[Dataset items]
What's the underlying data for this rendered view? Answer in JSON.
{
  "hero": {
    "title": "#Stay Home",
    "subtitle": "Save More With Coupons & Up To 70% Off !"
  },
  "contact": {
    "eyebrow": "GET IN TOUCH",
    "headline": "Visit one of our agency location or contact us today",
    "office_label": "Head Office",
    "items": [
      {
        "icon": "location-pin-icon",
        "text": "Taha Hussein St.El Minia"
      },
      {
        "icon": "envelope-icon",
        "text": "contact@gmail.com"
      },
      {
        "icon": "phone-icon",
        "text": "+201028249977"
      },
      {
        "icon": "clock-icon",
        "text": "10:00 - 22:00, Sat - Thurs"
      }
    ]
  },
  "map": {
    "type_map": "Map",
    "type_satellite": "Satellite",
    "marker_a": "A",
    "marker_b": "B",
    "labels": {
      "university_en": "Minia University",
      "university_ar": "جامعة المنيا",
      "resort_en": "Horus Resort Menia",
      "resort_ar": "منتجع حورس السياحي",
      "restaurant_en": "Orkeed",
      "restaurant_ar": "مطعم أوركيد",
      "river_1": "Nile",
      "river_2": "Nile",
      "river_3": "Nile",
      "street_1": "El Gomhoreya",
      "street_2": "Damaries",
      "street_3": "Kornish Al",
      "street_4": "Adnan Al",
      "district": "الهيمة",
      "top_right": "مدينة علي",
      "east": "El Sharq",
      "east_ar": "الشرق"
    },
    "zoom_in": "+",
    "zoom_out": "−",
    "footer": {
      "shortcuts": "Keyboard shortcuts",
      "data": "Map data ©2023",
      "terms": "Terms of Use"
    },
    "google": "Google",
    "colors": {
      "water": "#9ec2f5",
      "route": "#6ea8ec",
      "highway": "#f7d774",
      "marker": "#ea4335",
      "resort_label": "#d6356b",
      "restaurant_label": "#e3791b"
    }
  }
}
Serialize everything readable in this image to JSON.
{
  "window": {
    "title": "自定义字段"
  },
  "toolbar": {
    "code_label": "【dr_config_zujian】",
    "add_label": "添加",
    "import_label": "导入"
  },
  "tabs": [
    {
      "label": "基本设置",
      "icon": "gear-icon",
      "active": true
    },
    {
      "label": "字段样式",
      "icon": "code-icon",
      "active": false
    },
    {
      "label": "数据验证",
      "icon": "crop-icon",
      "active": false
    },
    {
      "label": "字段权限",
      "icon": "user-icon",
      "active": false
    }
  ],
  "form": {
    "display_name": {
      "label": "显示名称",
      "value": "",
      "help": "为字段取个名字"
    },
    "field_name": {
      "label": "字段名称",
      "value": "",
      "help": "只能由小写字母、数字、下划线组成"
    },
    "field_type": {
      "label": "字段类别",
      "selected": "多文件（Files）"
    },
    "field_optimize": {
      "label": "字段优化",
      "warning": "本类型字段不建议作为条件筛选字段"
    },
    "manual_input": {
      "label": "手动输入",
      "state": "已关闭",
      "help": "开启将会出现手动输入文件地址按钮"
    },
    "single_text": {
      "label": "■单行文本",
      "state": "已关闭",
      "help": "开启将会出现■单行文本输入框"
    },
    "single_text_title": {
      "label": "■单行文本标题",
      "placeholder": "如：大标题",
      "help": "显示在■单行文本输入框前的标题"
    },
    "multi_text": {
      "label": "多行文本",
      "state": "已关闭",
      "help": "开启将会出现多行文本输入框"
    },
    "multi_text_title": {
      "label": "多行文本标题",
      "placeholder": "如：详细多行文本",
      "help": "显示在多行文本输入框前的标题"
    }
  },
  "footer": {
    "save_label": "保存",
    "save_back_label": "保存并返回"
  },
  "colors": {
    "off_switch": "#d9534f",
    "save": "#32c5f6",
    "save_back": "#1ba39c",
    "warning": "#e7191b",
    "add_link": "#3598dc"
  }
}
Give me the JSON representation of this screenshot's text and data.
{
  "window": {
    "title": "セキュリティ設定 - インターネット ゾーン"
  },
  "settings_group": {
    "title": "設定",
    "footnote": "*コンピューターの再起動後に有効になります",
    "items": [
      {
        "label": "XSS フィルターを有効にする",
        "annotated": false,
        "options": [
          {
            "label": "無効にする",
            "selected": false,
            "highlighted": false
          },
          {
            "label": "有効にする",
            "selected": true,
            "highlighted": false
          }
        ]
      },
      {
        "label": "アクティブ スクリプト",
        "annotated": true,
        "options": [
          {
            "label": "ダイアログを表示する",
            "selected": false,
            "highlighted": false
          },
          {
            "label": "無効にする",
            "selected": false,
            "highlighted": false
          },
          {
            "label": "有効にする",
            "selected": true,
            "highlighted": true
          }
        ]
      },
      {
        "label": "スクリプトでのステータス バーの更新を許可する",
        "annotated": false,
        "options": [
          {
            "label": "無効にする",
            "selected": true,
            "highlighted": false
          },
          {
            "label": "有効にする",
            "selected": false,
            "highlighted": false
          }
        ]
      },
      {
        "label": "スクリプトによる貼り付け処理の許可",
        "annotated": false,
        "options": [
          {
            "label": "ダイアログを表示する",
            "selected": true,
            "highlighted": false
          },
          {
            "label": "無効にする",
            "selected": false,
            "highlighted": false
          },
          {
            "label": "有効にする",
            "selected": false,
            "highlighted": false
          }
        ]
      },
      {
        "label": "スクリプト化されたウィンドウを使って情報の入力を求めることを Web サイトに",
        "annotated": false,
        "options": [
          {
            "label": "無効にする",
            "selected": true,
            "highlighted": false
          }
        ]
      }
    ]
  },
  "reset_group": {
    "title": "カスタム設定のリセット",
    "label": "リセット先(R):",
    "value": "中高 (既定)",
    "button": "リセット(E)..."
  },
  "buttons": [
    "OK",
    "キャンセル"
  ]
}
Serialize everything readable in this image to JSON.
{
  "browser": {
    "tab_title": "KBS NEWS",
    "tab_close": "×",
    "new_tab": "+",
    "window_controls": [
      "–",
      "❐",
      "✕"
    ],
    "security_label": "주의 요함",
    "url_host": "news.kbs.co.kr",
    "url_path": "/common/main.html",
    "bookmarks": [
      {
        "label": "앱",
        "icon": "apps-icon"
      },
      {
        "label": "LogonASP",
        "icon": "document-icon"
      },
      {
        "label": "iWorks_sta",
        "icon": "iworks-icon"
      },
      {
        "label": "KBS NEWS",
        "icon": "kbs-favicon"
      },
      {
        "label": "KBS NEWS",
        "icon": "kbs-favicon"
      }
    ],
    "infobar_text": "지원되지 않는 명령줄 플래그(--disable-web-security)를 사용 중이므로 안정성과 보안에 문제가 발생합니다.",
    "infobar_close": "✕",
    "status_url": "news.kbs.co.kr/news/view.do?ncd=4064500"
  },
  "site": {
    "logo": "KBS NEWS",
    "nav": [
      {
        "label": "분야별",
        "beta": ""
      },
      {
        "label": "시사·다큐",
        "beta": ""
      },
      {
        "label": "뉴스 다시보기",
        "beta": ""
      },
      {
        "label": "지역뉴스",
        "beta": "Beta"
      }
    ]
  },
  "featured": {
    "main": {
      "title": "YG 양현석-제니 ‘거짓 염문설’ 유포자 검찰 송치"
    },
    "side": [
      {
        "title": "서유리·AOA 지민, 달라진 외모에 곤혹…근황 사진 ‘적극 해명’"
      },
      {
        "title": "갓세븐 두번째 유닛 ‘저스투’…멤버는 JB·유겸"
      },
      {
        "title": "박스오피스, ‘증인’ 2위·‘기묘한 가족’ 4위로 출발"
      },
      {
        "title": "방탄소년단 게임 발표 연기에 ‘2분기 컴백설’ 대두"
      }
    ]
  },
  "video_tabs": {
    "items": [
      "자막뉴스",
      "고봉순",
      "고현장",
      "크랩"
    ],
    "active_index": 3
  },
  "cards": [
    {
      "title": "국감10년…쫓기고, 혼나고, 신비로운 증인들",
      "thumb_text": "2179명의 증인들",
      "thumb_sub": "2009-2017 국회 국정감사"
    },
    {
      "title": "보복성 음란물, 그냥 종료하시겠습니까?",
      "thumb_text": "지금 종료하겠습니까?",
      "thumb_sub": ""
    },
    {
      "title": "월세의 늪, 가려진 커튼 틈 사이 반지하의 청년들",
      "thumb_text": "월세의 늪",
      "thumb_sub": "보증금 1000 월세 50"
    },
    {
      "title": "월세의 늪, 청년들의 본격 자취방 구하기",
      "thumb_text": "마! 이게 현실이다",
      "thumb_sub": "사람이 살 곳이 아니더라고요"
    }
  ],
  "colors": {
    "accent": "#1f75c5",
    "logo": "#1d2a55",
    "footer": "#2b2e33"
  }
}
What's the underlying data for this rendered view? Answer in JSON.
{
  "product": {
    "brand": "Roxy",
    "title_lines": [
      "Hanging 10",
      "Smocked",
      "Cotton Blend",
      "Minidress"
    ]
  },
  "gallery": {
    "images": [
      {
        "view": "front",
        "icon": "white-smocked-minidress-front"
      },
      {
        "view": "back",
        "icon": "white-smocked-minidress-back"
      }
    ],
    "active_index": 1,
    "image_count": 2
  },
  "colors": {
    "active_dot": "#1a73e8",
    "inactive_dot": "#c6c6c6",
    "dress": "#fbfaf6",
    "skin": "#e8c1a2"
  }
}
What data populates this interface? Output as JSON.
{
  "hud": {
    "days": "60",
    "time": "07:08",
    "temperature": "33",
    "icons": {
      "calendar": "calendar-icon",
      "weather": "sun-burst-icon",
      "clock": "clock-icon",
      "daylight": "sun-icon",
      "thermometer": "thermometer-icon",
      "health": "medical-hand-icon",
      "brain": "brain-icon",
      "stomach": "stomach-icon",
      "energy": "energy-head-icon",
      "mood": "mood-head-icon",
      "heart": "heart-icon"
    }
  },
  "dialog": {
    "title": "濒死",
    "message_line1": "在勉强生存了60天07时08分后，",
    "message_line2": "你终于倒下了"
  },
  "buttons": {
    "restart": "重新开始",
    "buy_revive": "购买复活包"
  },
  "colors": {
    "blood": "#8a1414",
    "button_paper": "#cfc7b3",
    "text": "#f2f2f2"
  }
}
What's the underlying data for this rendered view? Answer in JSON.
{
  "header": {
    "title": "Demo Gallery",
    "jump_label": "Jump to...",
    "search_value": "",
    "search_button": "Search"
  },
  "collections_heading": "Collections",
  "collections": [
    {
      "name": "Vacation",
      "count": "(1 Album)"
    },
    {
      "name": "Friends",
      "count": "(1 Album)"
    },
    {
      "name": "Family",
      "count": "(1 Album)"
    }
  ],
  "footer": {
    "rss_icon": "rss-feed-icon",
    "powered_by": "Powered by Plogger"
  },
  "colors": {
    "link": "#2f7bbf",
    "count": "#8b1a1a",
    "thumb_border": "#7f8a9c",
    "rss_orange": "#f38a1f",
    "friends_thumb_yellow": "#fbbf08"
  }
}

WHAT THIS TASK INVOLVES:
How many of these lines contain "placeholder"? Write only the number.

TASK ANSWER:
2